-- Begin Input data --

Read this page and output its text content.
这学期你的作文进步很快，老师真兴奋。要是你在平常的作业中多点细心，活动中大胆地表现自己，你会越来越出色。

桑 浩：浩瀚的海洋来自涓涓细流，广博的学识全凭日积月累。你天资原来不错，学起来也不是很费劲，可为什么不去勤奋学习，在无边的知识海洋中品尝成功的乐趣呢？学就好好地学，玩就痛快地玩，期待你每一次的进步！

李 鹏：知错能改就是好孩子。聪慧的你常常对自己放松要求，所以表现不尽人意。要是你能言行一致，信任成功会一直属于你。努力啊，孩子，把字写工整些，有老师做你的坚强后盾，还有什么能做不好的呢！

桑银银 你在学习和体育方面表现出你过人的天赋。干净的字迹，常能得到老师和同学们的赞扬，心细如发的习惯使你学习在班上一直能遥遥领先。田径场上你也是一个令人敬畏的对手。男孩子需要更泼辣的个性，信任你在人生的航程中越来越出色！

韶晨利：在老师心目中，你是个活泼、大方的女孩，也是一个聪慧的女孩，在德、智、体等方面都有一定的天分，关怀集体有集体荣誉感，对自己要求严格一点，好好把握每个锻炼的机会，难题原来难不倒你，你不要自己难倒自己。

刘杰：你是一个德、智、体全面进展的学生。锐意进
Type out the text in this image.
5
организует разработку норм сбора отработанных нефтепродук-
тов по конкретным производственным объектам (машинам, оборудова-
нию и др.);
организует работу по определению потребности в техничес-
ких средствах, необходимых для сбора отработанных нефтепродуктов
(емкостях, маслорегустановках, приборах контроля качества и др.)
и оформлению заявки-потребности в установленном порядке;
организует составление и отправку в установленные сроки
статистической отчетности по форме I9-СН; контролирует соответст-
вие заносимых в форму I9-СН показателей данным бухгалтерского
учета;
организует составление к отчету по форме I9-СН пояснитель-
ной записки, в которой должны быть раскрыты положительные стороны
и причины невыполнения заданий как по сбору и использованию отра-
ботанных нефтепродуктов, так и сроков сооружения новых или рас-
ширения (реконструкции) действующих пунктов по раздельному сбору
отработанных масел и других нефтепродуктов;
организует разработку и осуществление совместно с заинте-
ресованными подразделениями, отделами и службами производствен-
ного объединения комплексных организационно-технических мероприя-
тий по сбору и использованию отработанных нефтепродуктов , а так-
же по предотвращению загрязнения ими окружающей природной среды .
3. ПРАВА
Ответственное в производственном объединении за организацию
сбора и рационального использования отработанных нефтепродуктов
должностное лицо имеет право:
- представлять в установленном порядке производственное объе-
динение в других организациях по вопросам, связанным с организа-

-- End Input data --

:: Work to do ::
Write down only the number of lines that contain the string "составление" in the listing.

:: Full solution ::
2